-- Information supplied start --

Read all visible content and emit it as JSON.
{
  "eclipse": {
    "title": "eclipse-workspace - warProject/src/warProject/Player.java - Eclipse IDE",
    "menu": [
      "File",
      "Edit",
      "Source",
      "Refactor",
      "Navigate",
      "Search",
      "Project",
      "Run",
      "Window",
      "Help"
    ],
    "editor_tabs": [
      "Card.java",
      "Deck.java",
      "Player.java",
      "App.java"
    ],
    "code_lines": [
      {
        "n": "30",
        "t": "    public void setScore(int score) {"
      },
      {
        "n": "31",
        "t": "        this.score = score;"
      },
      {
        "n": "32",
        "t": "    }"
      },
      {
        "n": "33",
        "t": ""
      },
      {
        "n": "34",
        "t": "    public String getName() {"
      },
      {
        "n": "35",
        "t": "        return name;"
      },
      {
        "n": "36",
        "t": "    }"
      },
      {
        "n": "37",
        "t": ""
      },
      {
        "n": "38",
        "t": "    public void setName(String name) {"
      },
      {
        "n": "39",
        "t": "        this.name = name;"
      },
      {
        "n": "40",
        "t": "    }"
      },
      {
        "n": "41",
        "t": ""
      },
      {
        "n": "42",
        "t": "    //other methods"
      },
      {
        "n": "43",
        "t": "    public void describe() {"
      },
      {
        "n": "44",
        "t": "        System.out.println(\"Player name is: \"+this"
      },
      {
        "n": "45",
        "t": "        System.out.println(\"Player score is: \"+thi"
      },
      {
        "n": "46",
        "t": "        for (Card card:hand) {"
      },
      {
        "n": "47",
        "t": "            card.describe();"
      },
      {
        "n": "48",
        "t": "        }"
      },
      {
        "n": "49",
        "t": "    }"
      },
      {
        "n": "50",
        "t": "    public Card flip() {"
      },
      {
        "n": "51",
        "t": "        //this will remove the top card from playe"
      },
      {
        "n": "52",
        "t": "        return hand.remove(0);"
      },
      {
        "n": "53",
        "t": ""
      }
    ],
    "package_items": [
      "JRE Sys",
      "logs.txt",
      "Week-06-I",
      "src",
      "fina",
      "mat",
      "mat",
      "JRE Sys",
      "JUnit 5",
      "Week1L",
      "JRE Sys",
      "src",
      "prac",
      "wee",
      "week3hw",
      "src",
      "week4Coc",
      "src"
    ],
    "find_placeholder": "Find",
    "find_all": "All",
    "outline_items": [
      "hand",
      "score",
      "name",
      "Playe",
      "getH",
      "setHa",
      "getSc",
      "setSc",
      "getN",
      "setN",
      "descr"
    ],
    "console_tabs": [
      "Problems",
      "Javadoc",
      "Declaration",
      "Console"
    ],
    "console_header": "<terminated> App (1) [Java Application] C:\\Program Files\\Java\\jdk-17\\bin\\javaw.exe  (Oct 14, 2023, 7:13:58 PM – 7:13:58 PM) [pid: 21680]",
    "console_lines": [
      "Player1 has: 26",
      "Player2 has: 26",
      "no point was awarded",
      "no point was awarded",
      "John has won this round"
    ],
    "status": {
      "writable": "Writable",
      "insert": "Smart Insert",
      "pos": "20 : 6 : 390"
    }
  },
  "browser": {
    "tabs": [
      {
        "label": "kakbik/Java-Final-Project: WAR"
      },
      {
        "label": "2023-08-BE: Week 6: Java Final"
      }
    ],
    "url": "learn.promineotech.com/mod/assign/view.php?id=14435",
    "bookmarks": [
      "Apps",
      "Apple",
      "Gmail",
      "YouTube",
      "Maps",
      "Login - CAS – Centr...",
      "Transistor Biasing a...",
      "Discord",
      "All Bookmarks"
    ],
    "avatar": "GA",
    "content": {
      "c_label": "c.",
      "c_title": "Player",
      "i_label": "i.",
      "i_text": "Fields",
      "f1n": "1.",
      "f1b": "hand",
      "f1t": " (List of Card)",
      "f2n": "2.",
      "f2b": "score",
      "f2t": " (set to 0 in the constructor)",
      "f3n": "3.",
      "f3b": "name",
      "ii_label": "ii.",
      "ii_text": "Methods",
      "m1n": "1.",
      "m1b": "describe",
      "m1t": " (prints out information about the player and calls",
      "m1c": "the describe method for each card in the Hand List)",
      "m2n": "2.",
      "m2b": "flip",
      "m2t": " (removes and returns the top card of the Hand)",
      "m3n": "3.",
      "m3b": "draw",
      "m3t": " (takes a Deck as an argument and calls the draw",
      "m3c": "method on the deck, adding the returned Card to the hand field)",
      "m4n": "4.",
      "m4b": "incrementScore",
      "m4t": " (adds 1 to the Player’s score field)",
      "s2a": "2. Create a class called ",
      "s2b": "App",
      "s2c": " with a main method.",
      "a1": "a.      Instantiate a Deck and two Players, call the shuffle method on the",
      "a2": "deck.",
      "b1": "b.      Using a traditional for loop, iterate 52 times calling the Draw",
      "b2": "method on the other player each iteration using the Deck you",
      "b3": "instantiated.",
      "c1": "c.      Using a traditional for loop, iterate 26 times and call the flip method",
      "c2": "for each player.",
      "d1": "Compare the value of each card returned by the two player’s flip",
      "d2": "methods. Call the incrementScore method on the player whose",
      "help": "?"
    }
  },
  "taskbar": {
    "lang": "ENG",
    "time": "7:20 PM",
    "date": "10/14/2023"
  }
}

-- Information supplied end --

Select, from the listing, all lines that include the word "loop".

Output below:
      "b1": "b.      Using a traditional for loop, iterate 52 times calling the Draw",
      "c1": "c.      Using a traditional for loop, iterate 26 times and call the flip method",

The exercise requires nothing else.